• [Your instructions] Output the full listing below exactly as it reads, and skip anything that is a picture.
--
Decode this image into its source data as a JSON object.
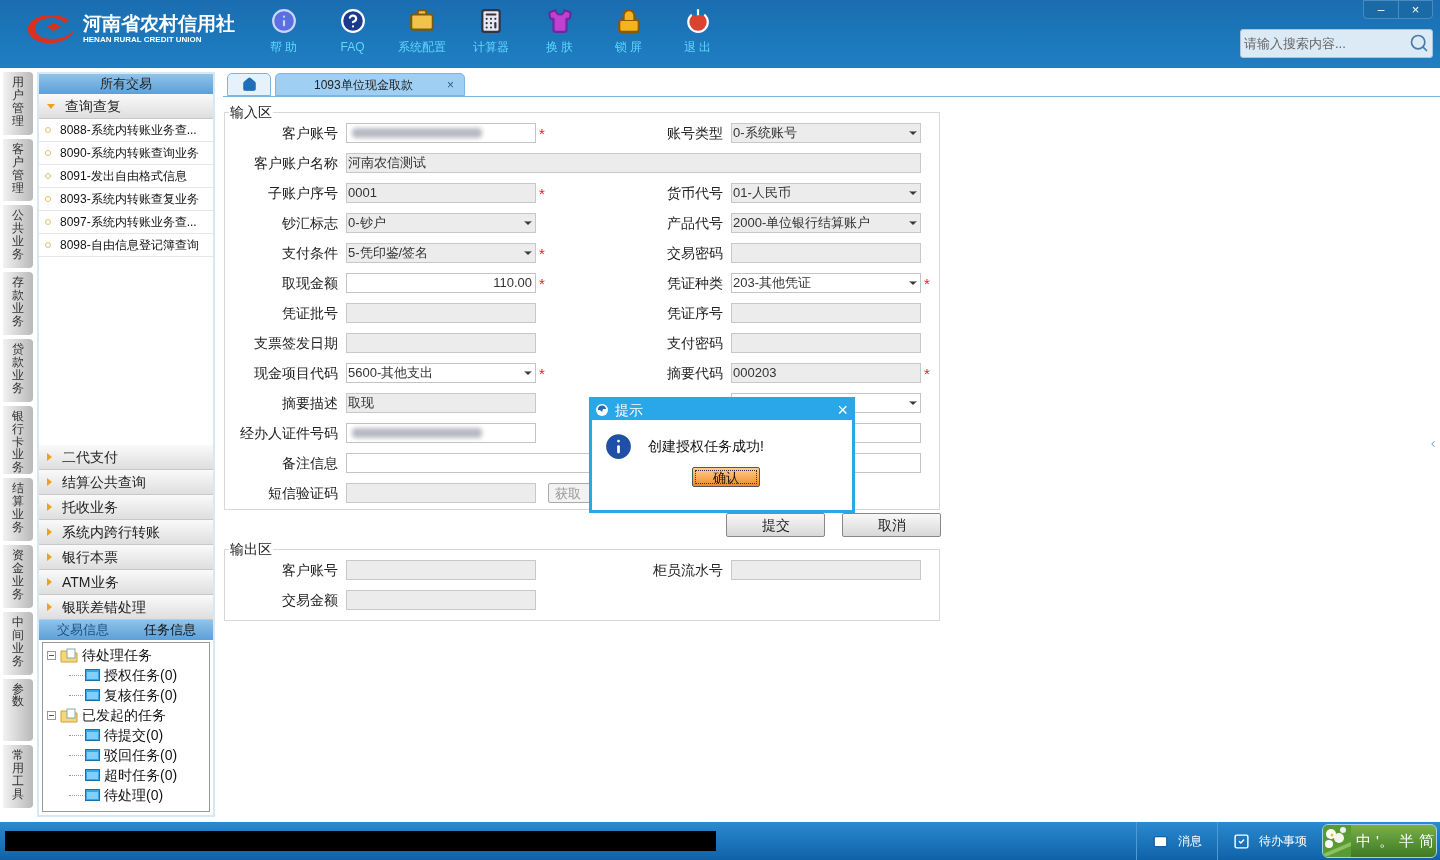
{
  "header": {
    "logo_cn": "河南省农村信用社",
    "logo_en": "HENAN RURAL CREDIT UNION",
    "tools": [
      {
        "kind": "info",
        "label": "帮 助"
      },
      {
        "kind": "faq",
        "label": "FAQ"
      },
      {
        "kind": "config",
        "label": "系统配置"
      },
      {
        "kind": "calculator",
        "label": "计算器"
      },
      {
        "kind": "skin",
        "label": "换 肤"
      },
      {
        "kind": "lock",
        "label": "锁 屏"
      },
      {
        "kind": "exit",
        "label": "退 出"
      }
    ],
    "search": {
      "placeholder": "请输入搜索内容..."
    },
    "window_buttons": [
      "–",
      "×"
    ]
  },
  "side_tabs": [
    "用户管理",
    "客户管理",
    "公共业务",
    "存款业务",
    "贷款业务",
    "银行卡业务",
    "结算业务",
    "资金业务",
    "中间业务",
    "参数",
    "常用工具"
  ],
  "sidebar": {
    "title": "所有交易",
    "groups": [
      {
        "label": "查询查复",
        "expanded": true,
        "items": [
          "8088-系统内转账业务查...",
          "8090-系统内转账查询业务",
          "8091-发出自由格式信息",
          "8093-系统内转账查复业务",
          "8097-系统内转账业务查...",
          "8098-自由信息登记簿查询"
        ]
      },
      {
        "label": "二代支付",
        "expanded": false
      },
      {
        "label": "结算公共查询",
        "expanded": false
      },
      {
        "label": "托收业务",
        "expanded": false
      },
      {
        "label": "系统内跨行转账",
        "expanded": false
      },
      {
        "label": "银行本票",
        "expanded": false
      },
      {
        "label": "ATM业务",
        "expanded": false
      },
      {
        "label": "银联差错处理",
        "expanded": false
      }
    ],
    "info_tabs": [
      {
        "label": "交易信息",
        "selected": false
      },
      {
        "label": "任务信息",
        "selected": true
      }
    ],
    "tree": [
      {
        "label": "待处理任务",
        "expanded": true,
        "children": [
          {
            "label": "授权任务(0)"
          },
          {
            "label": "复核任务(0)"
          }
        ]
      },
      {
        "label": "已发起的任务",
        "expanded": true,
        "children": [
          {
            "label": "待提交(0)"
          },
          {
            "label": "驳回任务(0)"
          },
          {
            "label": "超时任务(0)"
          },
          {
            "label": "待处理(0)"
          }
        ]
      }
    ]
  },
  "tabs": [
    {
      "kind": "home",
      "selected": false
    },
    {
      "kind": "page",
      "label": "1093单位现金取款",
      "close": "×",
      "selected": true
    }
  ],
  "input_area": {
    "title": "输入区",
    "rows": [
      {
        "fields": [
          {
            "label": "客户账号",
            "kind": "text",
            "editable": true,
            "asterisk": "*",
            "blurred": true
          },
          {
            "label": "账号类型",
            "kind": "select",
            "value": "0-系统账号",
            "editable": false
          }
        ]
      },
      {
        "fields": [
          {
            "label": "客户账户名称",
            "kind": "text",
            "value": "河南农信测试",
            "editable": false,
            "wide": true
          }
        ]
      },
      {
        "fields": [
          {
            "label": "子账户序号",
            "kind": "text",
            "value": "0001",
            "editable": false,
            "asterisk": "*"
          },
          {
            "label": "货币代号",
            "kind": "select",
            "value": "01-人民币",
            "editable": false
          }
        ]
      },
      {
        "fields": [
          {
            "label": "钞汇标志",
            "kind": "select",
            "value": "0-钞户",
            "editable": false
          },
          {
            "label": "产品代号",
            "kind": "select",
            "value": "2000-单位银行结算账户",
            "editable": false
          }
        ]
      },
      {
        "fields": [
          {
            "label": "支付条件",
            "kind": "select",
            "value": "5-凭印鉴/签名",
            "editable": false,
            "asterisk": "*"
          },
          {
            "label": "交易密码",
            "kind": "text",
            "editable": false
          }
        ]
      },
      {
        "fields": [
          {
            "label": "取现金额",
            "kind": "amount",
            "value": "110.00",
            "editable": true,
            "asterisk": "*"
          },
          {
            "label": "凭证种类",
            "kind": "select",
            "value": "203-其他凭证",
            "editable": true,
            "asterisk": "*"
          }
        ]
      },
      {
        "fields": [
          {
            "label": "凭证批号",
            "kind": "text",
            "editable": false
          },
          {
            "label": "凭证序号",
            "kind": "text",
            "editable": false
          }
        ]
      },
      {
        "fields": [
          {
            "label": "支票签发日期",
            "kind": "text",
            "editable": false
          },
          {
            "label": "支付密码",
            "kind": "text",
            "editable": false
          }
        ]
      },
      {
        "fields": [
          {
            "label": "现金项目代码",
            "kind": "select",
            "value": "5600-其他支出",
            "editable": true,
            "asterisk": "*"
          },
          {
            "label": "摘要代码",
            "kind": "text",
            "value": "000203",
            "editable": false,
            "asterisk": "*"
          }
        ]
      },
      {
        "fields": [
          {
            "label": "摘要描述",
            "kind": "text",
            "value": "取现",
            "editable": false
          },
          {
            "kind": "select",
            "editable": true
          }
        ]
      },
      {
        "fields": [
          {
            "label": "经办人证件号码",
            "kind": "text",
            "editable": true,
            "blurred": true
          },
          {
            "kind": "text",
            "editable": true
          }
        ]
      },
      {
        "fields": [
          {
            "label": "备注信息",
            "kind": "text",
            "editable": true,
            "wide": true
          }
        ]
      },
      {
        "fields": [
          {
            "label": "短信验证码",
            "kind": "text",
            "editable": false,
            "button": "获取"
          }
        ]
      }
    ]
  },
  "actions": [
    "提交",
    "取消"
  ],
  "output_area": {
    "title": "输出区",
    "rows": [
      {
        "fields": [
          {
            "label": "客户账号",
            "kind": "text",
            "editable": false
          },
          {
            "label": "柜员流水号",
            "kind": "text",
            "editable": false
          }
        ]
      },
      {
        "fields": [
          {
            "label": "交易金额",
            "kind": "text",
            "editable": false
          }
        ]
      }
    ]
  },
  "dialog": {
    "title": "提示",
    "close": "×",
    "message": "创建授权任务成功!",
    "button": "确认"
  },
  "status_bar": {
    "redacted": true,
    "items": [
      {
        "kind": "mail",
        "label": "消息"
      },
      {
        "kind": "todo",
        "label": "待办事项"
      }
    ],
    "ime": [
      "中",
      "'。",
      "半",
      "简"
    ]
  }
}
--
• [Exercise solution]
Decode this image into its source data as a JSON object.
{
  "header": {
    "logo_cn": "河南省农村信用社",
    "logo_en": "HENAN RURAL CREDIT UNION",
    "tools": [
      {
        "kind": "info",
        "label": "帮 助"
      },
      {
        "kind": "faq",
        "label": "FAQ"
      },
      {
        "kind": "config",
        "label": "系统配置"
      },
      {
        "kind": "calculator",
        "label": "计算器"
      },
      {
        "kind": "skin",
        "label": "换 肤"
      },
      {
        "kind": "lock",
        "label": "锁 屏"
      },
      {
        "kind": "exit",
        "label": "退 出"
      }
    ],
    "search": {
      "placeholder": "请输入搜索内容..."
    },
    "window_buttons": [
      "–",
      "×"
    ]
  },
  "side_tabs": [
    "用户管理",
    "客户管理",
    "公共业务",
    "存款业务",
    "贷款业务",
    "银行卡业务",
    "结算业务",
    "资金业务",
    "中间业务",
    "参数",
    "常用工具"
  ],
  "sidebar": {
    "title": "所有交易",
    "groups": [
      {
        "label": "查询查复",
        "expanded": true,
        "items": [
          "8088-系统内转账业务查...",
          "8090-系统内转账查询业务",
          "8091-发出自由格式信息",
          "8093-系统内转账查复业务",
          "8097-系统内转账业务查...",
          "8098-自由信息登记簿查询"
        ]
      },
      {
        "label": "二代支付",
        "expanded": false
      },
      {
        "label": "结算公共查询",
        "expanded": false
      },
      {
        "label": "托收业务",
        "expanded": false
      },
      {
        "label": "系统内跨行转账",
        "expanded": false
      },
      {
        "label": "银行本票",
        "expanded": false
      },
      {
        "label": "ATM业务",
        "expanded": false
      },
      {
        "label": "银联差错处理",
        "expanded": false
      }
    ],
    "info_tabs": [
      {
        "label": "交易信息",
        "selected": false
      },
      {
        "label": "任务信息",
        "selected": true
      }
    ],
    "tree": [
      {
        "label": "待处理任务",
        "expanded": true,
        "children": [
          {
            "label": "授权任务(0)"
          },
          {
            "label": "复核任务(0)"
          }
        ]
      },
      {
        "label": "已发起的任务",
        "expanded": true,
        "children": [
          {
            "label": "待提交(0)"
          },
          {
            "label": "驳回任务(0)"
          },
          {
            "label": "超时任务(0)"
          },
          {
            "label": "待处理(0)"
          }
        ]
      }
    ]
  },
  "tabs": [
    {
      "kind": "home",
      "selected": false
    },
    {
      "kind": "page",
      "label": "1093单位现金取款",
      "close": "×",
      "selected": true
    }
  ],
  "input_area": {
    "title": "输入区",
    "rows": [
      {
        "fields": [
          {
            "label": "客户账号",
            "kind": "text",
            "editable": true,
            "asterisk": "*",
            "blurred": true
          },
          {
            "label": "账号类型",
            "kind": "select",
            "value": "0-系统账号",
            "editable": false
          }
        ]
      },
      {
        "fields": [
          {
            "label": "客户账户名称",
            "kind": "text",
            "value": "河南农信测试",
            "editable": false,
            "wide": true
          }
        ]
      },
      {
        "fields": [
          {
            "label": "子账户序号",
            "kind": "text",
            "value": "0001",
            "editable": false,
            "asterisk": "*"
          },
          {
            "label": "货币代号",
            "kind": "select",
            "value": "01-人民币",
            "editable": false
          }
        ]
      },
      {
        "fields": [
          {
            "label": "钞汇标志",
            "kind": "select",
            "value": "0-钞户",
            "editable": false
          },
          {
            "label": "产品代号",
            "kind": "select",
            "value": "2000-单位银行结算账户",
            "editable": false
          }
        ]
      },
      {
        "fields": [
          {
            "label": "支付条件",
            "kind": "select",
            "value": "5-凭印鉴/签名",
            "editable": false,
            "asterisk": "*"
          },
          {
            "label": "交易密码",
            "kind": "text",
            "editable": false
          }
        ]
      },
      {
        "fields": [
          {
            "label": "取现金额",
            "kind": "amount",
            "value": "110.00",
            "editable": true,
            "asterisk": "*"
          },
          {
            "label": "凭证种类",
            "kind": "select",
            "value": "203-其他凭证",
            "editable": true,
            "asterisk": "*"
          }
        ]
      },
      {
        "fields": [
          {
            "label": "凭证批号",
            "kind": "text",
            "editable": false
          },
          {
            "label": "凭证序号",
            "kind": "text",
            "editable": false
          }
        ]
      },
      {
        "fields": [
          {
            "label": "支票签发日期",
            "kind": "text",
            "editable": false
          },
          {
            "label": "支付密码",
            "kind": "text",
            "editable": false
          }
        ]
      },
      {
        "fields": [
          {
            "label": "现金项目代码",
            "kind": "select",
            "value": "5600-其他支出",
            "editable": true,
            "asterisk": "*"
          },
          {
            "label": "摘要代码",
            "kind": "text",
            "value": "000203",
            "editable": false,
            "asterisk": "*"
          }
        ]
      },
      {
        "fields": [
          {
            "label": "摘要描述",
            "kind": "text",
            "value": "取现",
            "editable": false
          },
          {
            "kind": "select",
            "editable": true
          }
        ]
      },
      {
        "fields": [
          {
            "label": "经办人证件号码",
            "kind": "text",
            "editable": true,
            "blurred": true
          },
          {
            "kind": "text",
            "editable": true
          }
        ]
      },
      {
        "fields": [
          {
            "label": "备注信息",
            "kind": "text",
            "editable": true,
            "wide": true
          }
        ]
      },
      {
        "fields": [
          {
            "label": "短信验证码",
            "kind": "text",
            "editable": false,
            "button": "获取"
          }
        ]
      }
    ]
  },
  "actions": [
    "提交",
    "取消"
  ],
  "output_area": {
    "title": "输出区",
    "rows": [
      {
        "fields": [
          {
            "label": "客户账号",
            "kind": "text",
            "editable": false
          },
          {
            "label": "柜员流水号",
            "kind": "text",
            "editable": false
          }
        ]
      },
      {
        "fields": [
          {
            "label": "交易金额",
            "kind": "text",
            "editable": false
          }
        ]
      }
    ]
  },
  "dialog": {
    "title": "提示",
    "close": "×",
    "message": "创建授权任务成功!",
    "button": "确认"
  },
  "status_bar": {
    "redacted": true,
    "items": [
      {
        "kind": "mail",
        "label": "消息"
      },
      {
        "kind": "todo",
        "label": "待办事项"
      }
    ],
    "ime": [
      "中",
      "'。",
      "半",
      "简"
    ]
  }
}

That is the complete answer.